Write the records below out again exactly as given, with no images.

start Supplied entries

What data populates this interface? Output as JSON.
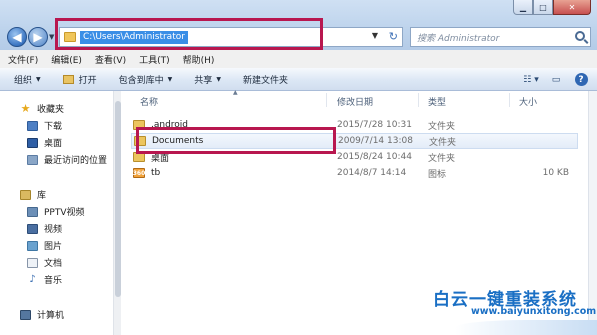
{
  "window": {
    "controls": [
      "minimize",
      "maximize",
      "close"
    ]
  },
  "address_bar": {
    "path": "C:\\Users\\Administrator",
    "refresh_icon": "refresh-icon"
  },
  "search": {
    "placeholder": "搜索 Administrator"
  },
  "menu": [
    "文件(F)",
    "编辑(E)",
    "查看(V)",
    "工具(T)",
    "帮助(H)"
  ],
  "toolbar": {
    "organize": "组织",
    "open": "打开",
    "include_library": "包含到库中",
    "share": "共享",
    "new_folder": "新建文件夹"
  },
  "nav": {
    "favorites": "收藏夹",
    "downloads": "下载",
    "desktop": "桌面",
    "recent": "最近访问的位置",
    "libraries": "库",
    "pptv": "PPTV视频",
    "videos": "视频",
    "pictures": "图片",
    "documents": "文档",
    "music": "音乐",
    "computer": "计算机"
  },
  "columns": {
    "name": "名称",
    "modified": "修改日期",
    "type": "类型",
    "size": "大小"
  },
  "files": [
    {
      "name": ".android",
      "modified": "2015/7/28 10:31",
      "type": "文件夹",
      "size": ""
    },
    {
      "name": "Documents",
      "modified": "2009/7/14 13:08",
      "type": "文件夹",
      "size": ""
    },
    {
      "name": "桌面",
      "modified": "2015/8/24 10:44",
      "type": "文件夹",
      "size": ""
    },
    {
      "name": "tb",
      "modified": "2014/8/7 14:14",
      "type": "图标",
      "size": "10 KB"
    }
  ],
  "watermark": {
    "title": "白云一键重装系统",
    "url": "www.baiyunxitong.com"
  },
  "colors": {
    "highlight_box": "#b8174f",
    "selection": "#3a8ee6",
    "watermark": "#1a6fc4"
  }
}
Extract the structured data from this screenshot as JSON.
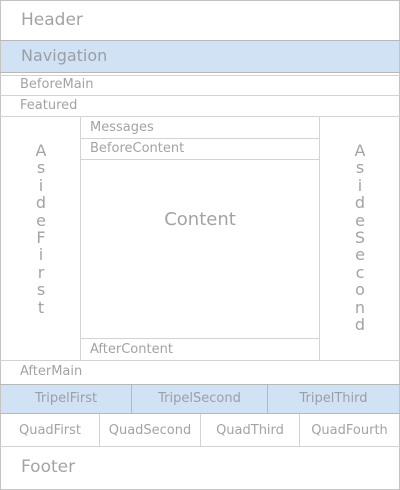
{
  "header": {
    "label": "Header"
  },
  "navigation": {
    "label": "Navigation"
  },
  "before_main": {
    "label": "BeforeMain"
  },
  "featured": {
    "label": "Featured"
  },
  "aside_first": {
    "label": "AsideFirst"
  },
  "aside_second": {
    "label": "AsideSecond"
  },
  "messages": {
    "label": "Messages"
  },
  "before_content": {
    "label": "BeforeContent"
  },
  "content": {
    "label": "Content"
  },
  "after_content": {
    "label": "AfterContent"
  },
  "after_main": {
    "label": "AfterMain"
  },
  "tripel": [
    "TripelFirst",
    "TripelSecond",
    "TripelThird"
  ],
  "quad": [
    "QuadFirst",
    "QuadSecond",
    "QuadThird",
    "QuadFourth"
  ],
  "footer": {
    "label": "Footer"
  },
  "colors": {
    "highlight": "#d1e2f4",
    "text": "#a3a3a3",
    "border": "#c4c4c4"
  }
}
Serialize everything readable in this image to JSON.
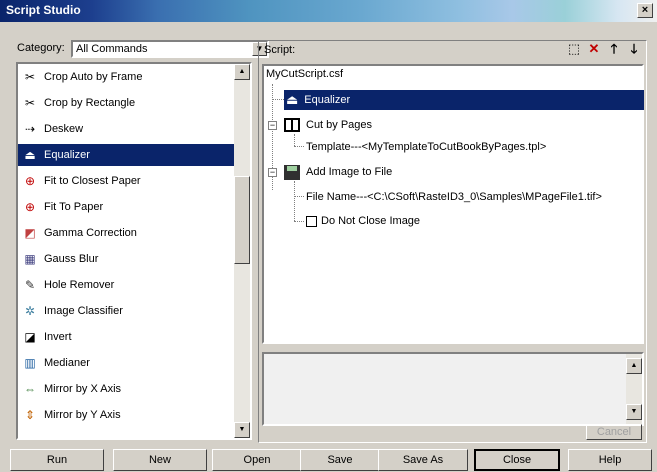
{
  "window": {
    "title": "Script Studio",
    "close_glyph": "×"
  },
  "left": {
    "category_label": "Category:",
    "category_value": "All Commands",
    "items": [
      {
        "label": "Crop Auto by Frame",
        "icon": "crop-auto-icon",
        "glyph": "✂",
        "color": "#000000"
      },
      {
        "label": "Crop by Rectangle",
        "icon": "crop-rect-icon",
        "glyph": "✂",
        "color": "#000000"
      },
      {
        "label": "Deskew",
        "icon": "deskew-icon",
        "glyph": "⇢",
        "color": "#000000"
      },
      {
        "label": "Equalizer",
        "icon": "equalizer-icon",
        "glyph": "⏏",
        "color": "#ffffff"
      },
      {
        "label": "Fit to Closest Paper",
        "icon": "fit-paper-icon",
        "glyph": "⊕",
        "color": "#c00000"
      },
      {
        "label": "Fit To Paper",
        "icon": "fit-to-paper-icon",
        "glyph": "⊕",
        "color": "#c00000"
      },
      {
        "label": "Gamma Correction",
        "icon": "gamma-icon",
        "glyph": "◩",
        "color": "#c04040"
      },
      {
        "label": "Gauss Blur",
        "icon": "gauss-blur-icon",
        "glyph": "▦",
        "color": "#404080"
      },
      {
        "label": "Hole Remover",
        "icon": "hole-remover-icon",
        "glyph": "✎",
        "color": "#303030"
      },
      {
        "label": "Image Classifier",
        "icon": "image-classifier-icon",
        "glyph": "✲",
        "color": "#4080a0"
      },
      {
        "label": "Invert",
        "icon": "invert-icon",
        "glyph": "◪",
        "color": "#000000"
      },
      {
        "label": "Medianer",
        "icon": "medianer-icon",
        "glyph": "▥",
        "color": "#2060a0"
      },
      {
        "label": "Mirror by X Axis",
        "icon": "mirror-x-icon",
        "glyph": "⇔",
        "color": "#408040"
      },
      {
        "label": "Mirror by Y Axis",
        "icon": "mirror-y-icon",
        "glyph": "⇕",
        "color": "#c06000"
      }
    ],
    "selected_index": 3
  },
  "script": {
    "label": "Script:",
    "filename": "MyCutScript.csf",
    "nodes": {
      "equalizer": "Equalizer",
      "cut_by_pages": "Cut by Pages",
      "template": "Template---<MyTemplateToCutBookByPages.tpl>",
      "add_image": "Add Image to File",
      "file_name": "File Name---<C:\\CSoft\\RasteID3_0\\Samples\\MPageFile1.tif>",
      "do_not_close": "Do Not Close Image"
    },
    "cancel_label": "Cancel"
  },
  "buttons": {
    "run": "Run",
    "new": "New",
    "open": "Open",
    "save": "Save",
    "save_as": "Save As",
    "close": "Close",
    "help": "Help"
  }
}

end Supplied entries

■ The result
What data populates this interface? Output as JSON.
{
  "window": {
    "controls": [
      "minimize",
      "maximize",
      "close"
    ]
  },
  "address_bar": {
    "path": "C:\\Users\\Administrator",
    "refresh_icon": "refresh-icon"
  },
  "search": {
    "placeholder": "搜索 Administrator"
  },
  "menu": [
    "文件(F)",
    "编辑(E)",
    "查看(V)",
    "工具(T)",
    "帮助(H)"
  ],
  "toolbar": {
    "organize": "组织",
    "open": "打开",
    "include_library": "包含到库中",
    "share": "共享",
    "new_folder": "新建文件夹"
  },
  "nav": {
    "favorites": "收藏夹",
    "downloads": "下载",
    "desktop": "桌面",
    "recent": "最近访问的位置",
    "libraries": "库",
    "pptv": "PPTV视频",
    "videos": "视频",
    "pictures": "图片",
    "documents": "文档",
    "music": "音乐",
    "computer": "计算机"
  },
  "columns": {
    "name": "名称",
    "modified": "修改日期",
    "type": "类型",
    "size": "大小"
  },
  "files": [
    {
      "name": ".android",
      "modified": "2015/7/28 10:31",
      "type": "文件夹",
      "size": ""
    },
    {
      "name": "Documents",
      "modified": "2009/7/14 13:08",
      "type": "文件夹",
      "size": ""
    },
    {
      "name": "桌面",
      "modified": "2015/8/24 10:44",
      "type": "文件夹",
      "size": ""
    },
    {
      "name": "tb",
      "modified": "2014/8/7 14:14",
      "type": "图标",
      "size": "10 KB"
    }
  ],
  "watermark": {
    "title": "白云一键重装系统",
    "url": "www.baiyunxitong.com"
  },
  "colors": {
    "highlight_box": "#b8174f",
    "selection": "#3a8ee6",
    "watermark": "#1a6fc4"
  }
}
Extract the structured data from this screenshot as JSON.
{
  "header": {
    "label": "Header"
  },
  "navigation": {
    "label": "Navigation"
  },
  "before_main": {
    "label": "BeforeMain"
  },
  "featured": {
    "label": "Featured"
  },
  "aside_first": {
    "label": "AsideFirst"
  },
  "aside_second": {
    "label": "AsideSecond"
  },
  "messages": {
    "label": "Messages"
  },
  "before_content": {
    "label": "BeforeContent"
  },
  "content": {
    "label": "Content"
  },
  "after_content": {
    "label": "AfterContent"
  },
  "after_main": {
    "label": "AfterMain"
  },
  "tripel": [
    "TripelFirst",
    "TripelSecond",
    "TripelThird"
  ],
  "quad": [
    "QuadFirst",
    "QuadSecond",
    "QuadThird",
    "QuadFourth"
  ],
  "footer": {
    "label": "Footer"
  },
  "colors": {
    "highlight": "#d1e2f4",
    "text": "#a3a3a3",
    "border": "#c4c4c4"
  }
}
Serialize everything readable in this image to JSON.
{
  "window": {
    "title": "Script Studio",
    "close_glyph": "×"
  },
  "left": {
    "category_label": "Category:",
    "category_value": "All Commands",
    "items": [
      {
        "label": "Crop Auto by Frame",
        "icon": "crop-auto-icon",
        "glyph": "✂",
        "color": "#000000"
      },
      {
        "label": "Crop by Rectangle",
        "icon": "crop-rect-icon",
        "glyph": "✂",
        "color": "#000000"
      },
      {
        "label": "Deskew",
        "icon": "deskew-icon",
        "glyph": "⇢",
        "color": "#000000"
      },
      {
        "label": "Equalizer",
        "icon": "equalizer-icon",
        "glyph": "⏏",
        "color": "#ffffff"
      },
      {
        "label": "Fit to Closest Paper",
        "icon": "fit-paper-icon",
        "glyph": "⊕",
        "color": "#c00000"
      },
      {
        "label": "Fit To Paper",
        "icon": "fit-to-paper-icon",
        "glyph": "⊕",
        "color": "#c00000"
      },
      {
        "label": "Gamma Correction",
        "icon": "gamma-icon",
        "glyph": "◩",
        "color": "#c04040"
      },
      {
        "label": "Gauss Blur",
        "icon": "gauss-blur-icon",
        "glyph": "▦",
        "color": "#404080"
      },
      {
        "label": "Hole Remover",
        "icon": "hole-remover-icon",
        "glyph": "✎",
        "color": "#303030"
      },
      {
        "label": "Image Classifier",
        "icon": "image-classifier-icon",
        "glyph": "✲",
        "color": "#4080a0"
      },
      {
        "label": "Invert",
        "icon": "invert-icon",
        "glyph": "◪",
        "color": "#000000"
      },
      {
        "label": "Medianer",
        "icon": "medianer-icon",
        "glyph": "▥",
        "color": "#2060a0"
      },
      {
        "label": "Mirror by X Axis",
        "icon": "mirror-x-icon",
        "glyph": "⇔",
        "color": "#408040"
      },
      {
        "label": "Mirror by Y Axis",
        "icon": "mirror-y-icon",
        "glyph": "⇕",
        "color": "#c06000"
      }
    ],
    "selected_index": 3
  },
  "script": {
    "label": "Script:",
    "filename": "MyCutScript.csf",
    "nodes": {
      "equalizer": "Equalizer",
      "cut_by_pages": "Cut by Pages",
      "template": "Template---<MyTemplateToCutBookByPages.tpl>",
      "add_image": "Add Image to File",
      "file_name": "File Name---<C:\\CSoft\\RasteID3_0\\Samples\\MPageFile1.tif>",
      "do_not_close": "Do Not Close Image"
    },
    "cancel_label": "Cancel"
  },
  "buttons": {
    "run": "Run",
    "new": "New",
    "open": "Open",
    "save": "Save",
    "save_as": "Save As",
    "close": "Close",
    "help": "Help"
  }
}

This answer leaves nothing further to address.